INSTRUCTIONS FOR THE TASK: Return each line of the listing that contains the string "JSON".

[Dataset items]
============
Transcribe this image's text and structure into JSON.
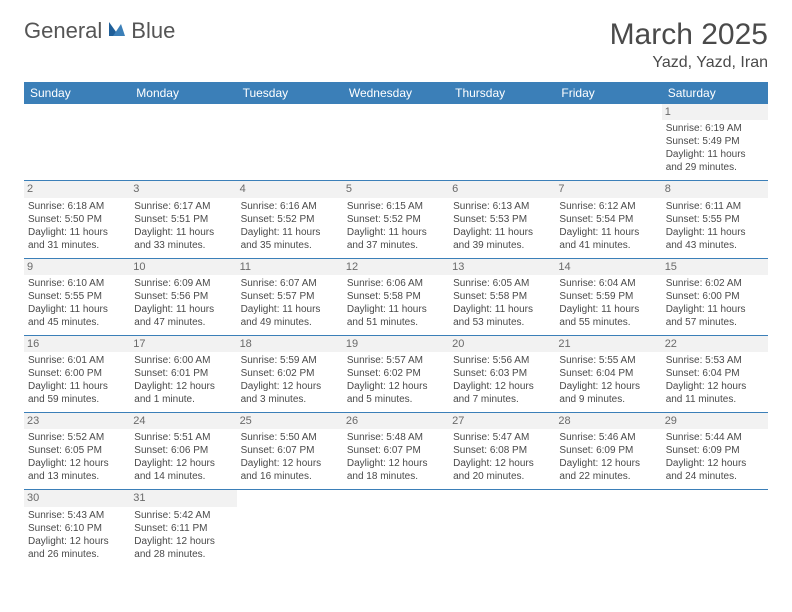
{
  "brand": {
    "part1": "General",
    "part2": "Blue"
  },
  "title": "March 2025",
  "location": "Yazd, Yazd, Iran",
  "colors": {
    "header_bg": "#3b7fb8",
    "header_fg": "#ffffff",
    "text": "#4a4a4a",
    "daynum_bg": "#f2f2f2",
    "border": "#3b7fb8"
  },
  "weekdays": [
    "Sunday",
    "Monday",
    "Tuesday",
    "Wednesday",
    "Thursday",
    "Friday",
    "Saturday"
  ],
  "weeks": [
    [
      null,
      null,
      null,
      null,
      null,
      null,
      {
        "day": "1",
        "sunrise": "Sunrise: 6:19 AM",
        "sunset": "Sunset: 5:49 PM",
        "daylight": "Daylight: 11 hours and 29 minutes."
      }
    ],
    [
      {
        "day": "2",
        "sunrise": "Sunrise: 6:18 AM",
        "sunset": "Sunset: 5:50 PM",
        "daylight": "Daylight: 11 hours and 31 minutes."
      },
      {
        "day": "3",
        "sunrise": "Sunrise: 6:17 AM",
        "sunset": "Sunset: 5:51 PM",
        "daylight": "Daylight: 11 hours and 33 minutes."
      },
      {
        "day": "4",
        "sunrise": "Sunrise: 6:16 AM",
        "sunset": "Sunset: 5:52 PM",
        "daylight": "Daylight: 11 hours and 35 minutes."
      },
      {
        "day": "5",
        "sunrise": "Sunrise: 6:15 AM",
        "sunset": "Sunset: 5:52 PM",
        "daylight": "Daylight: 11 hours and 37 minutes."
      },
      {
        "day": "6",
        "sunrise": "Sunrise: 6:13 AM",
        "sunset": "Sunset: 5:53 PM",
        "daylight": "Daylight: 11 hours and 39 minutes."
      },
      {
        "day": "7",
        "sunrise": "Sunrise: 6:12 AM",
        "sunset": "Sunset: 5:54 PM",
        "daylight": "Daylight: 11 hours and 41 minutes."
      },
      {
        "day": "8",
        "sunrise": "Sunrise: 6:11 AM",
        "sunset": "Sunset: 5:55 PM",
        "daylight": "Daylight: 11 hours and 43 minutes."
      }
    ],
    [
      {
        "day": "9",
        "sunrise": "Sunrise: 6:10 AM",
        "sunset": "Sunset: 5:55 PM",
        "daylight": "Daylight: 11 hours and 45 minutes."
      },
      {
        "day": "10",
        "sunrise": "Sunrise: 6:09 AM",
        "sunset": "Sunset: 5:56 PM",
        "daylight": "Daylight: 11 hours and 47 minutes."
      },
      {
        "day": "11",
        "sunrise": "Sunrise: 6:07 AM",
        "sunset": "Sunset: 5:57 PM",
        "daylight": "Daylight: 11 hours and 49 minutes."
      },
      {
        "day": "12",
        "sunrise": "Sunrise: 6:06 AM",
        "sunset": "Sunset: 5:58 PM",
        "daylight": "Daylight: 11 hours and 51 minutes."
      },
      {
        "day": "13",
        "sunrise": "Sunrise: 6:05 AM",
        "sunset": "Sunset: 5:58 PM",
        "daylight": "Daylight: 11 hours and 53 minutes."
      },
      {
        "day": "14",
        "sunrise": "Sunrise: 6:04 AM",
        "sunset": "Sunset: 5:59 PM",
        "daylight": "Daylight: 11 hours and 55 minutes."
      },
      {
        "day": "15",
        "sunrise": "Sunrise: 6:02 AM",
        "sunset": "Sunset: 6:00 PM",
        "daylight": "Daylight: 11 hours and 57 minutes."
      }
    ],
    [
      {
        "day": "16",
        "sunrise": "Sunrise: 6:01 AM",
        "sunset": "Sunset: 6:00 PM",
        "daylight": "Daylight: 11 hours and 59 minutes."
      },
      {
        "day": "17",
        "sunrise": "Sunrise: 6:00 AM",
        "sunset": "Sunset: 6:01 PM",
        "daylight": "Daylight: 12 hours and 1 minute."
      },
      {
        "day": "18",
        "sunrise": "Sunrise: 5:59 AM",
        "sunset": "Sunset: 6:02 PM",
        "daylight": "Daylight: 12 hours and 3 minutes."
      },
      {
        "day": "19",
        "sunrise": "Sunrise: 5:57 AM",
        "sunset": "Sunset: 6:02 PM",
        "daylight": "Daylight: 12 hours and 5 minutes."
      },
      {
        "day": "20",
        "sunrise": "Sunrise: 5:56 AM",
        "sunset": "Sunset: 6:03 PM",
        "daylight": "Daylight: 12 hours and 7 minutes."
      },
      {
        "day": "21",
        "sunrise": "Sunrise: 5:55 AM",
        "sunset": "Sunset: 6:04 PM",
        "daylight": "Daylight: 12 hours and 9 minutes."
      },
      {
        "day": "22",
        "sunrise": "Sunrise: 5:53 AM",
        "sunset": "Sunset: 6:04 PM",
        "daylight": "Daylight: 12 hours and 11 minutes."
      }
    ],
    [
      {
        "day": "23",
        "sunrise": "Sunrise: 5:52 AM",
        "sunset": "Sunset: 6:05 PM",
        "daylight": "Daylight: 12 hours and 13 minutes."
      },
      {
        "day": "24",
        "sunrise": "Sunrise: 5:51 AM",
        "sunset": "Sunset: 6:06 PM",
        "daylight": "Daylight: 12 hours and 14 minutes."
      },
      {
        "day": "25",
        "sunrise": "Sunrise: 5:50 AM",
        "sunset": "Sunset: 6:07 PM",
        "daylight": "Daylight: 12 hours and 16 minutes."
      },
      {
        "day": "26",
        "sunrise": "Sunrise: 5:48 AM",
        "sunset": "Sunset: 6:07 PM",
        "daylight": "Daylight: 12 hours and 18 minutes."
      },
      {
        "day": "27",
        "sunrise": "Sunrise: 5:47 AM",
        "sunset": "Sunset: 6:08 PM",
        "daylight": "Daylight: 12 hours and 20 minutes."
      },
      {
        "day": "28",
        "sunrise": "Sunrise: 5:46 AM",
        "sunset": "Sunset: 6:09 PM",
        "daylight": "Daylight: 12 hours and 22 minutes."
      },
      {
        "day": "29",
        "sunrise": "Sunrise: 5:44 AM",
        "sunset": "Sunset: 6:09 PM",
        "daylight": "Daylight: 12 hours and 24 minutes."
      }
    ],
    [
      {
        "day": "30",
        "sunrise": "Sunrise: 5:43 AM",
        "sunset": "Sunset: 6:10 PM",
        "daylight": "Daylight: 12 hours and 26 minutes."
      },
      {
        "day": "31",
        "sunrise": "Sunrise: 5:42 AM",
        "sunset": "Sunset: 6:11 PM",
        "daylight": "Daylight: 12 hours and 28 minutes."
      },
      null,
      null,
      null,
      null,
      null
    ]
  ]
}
============
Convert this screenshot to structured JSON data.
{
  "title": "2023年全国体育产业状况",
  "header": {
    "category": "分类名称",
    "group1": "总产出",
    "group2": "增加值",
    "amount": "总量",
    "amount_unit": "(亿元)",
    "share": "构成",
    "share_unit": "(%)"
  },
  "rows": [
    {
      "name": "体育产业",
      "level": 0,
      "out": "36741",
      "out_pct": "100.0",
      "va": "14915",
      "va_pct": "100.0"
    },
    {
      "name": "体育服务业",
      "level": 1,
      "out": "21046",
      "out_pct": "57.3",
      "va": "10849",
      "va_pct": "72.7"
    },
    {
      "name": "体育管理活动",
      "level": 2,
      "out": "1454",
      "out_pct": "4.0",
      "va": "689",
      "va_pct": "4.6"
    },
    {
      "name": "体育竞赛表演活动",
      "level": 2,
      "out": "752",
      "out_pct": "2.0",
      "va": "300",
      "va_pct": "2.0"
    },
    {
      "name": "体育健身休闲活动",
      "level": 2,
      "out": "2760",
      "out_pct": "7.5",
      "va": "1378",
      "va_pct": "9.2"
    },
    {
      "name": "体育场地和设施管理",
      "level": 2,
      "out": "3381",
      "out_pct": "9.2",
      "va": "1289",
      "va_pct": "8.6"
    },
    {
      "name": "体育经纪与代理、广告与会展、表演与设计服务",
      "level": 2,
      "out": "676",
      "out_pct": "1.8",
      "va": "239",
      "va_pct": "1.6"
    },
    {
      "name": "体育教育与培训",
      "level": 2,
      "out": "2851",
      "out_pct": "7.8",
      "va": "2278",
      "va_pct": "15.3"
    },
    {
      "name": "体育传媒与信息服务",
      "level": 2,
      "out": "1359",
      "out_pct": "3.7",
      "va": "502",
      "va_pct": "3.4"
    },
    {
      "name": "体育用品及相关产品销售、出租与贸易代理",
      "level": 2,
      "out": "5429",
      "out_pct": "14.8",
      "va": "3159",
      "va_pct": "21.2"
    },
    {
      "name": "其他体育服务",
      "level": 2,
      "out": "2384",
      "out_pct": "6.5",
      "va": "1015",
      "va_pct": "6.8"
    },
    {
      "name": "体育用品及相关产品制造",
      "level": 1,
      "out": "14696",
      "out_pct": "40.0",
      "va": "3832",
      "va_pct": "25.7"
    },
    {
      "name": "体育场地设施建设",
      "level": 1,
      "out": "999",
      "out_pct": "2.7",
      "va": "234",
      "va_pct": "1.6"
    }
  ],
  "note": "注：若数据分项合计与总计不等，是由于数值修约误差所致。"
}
============
SOLUTION TO THE PROBLEM:
Transcribe this image's text and structure into JSON.
Convert this screenshot to structured JSON data.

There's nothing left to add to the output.